_Data entries:_
* BEGIN *
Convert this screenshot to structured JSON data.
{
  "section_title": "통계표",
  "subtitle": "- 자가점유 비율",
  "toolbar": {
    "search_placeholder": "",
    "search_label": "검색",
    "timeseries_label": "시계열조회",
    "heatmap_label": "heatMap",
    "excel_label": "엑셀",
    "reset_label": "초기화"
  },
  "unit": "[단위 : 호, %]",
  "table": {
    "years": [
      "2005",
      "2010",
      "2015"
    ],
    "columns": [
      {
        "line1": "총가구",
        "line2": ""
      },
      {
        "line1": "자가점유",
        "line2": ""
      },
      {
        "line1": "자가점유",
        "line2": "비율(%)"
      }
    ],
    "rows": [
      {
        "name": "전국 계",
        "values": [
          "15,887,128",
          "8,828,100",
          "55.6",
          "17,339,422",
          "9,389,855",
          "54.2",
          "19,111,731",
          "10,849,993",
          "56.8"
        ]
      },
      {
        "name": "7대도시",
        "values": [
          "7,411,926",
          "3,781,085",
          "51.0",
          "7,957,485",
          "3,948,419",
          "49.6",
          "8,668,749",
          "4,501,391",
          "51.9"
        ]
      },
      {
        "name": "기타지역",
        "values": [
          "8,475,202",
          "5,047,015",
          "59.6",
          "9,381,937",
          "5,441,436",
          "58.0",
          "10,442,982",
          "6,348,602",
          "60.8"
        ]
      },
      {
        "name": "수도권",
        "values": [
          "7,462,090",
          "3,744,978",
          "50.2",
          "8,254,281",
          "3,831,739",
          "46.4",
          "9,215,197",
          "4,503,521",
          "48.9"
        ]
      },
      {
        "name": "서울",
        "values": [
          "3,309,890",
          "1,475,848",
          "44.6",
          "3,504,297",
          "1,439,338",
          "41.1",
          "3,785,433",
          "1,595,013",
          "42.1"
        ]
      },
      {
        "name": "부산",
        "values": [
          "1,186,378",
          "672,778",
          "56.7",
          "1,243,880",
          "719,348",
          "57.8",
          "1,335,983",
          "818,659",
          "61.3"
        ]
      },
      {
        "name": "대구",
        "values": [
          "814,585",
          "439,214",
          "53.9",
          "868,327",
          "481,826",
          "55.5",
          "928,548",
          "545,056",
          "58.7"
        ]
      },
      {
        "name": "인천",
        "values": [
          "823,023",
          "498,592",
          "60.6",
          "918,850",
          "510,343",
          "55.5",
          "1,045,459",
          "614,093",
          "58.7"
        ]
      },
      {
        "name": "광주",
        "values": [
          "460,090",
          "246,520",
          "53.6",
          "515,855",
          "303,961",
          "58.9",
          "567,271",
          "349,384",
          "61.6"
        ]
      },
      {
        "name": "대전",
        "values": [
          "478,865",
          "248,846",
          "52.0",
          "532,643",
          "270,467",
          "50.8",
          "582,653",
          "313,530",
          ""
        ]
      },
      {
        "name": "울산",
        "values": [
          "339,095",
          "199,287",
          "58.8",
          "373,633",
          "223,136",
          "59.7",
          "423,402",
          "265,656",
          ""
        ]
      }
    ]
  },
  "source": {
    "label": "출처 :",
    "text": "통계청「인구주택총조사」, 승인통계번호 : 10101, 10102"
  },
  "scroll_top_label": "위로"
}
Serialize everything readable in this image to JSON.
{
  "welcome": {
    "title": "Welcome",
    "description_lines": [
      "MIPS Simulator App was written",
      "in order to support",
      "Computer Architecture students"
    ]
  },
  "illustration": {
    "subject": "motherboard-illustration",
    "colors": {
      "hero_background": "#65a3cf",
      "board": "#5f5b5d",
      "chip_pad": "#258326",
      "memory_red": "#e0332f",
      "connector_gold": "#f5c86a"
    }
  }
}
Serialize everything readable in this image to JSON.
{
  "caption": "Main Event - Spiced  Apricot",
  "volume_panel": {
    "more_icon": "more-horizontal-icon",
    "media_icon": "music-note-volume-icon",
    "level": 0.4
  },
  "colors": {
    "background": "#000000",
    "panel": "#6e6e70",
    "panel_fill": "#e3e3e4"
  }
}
* END *
_Task details:_ Please repeat the material above, word for word and in full.

_Answer:_
Convert this screenshot to structured JSON data.
{
  "section_title": "통계표",
  "subtitle": "- 자가점유 비율",
  "toolbar": {
    "search_placeholder": "",
    "search_label": "검색",
    "timeseries_label": "시계열조회",
    "heatmap_label": "heatMap",
    "excel_label": "엑셀",
    "reset_label": "초기화"
  },
  "unit": "[단위 : 호, %]",
  "table": {
    "years": [
      "2005",
      "2010",
      "2015"
    ],
    "columns": [
      {
        "line1": "총가구",
        "line2": ""
      },
      {
        "line1": "자가점유",
        "line2": ""
      },
      {
        "line1": "자가점유",
        "line2": "비율(%)"
      }
    ],
    "rows": [
      {
        "name": "전국 계",
        "values": [
          "15,887,128",
          "8,828,100",
          "55.6",
          "17,339,422",
          "9,389,855",
          "54.2",
          "19,111,731",
          "10,849,993",
          "56.8"
        ]
      },
      {
        "name": "7대도시",
        "values": [
          "7,411,926",
          "3,781,085",
          "51.0",
          "7,957,485",
          "3,948,419",
          "49.6",
          "8,668,749",
          "4,501,391",
          "51.9"
        ]
      },
      {
        "name": "기타지역",
        "values": [
          "8,475,202",
          "5,047,015",
          "59.6",
          "9,381,937",
          "5,441,436",
          "58.0",
          "10,442,982",
          "6,348,602",
          "60.8"
        ]
      },
      {
        "name": "수도권",
        "values": [
          "7,462,090",
          "3,744,978",
          "50.2",
          "8,254,281",
          "3,831,739",
          "46.4",
          "9,215,197",
          "4,503,521",
          "48.9"
        ]
      },
      {
        "name": "서울",
        "values": [
          "3,309,890",
          "1,475,848",
          "44.6",
          "3,504,297",
          "1,439,338",
          "41.1",
          "3,785,433",
          "1,595,013",
          "42.1"
        ]
      },
      {
        "name": "부산",
        "values": [
          "1,186,378",
          "672,778",
          "56.7",
          "1,243,880",
          "719,348",
          "57.8",
          "1,335,983",
          "818,659",
          "61.3"
        ]
      },
      {
        "name": "대구",
        "values": [
          "814,585",
          "439,214",
          "53.9",
          "868,327",
          "481,826",
          "55.5",
          "928,548",
          "545,056",
          "58.7"
        ]
      },
      {
        "name": "인천",
        "values": [
          "823,023",
          "498,592",
          "60.6",
          "918,850",
          "510,343",
          "55.5",
          "1,045,459",
          "614,093",
          "58.7"
        ]
      },
      {
        "name": "광주",
        "values": [
          "460,090",
          "246,520",
          "53.6",
          "515,855",
          "303,961",
          "58.9",
          "567,271",
          "349,384",
          "61.6"
        ]
      },
      {
        "name": "대전",
        "values": [
          "478,865",
          "248,846",
          "52.0",
          "532,643",
          "270,467",
          "50.8",
          "582,653",
          "313,530",
          ""
        ]
      },
      {
        "name": "울산",
        "values": [
          "339,095",
          "199,287",
          "58.8",
          "373,633",
          "223,136",
          "59.7",
          "423,402",
          "265,656",
          ""
        ]
      }
    ]
  },
  "source": {
    "label": "출처 :",
    "text": "통계청「인구주택총조사」, 승인통계번호 : 10101, 10102"
  },
  "scroll_top_label": "위로"
}
Serialize everything readable in this image to JSON.
{
  "welcome": {
    "title": "Welcome",
    "description_lines": [
      "MIPS Simulator App was written",
      "in order to support",
      "Computer Architecture students"
    ]
  },
  "illustration": {
    "subject": "motherboard-illustration",
    "colors": {
      "hero_background": "#65a3cf",
      "board": "#5f5b5d",
      "chip_pad": "#258326",
      "memory_red": "#e0332f",
      "connector_gold": "#f5c86a"
    }
  }
}
Serialize everything readable in this image to JSON.
{
  "caption": "Main Event - Spiced  Apricot",
  "volume_panel": {
    "more_icon": "more-horizontal-icon",
    "media_icon": "music-note-volume-icon",
    "level": 0.4
  },
  "colors": {
    "background": "#000000",
    "panel": "#6e6e70",
    "panel_fill": "#e3e3e4"
  }
}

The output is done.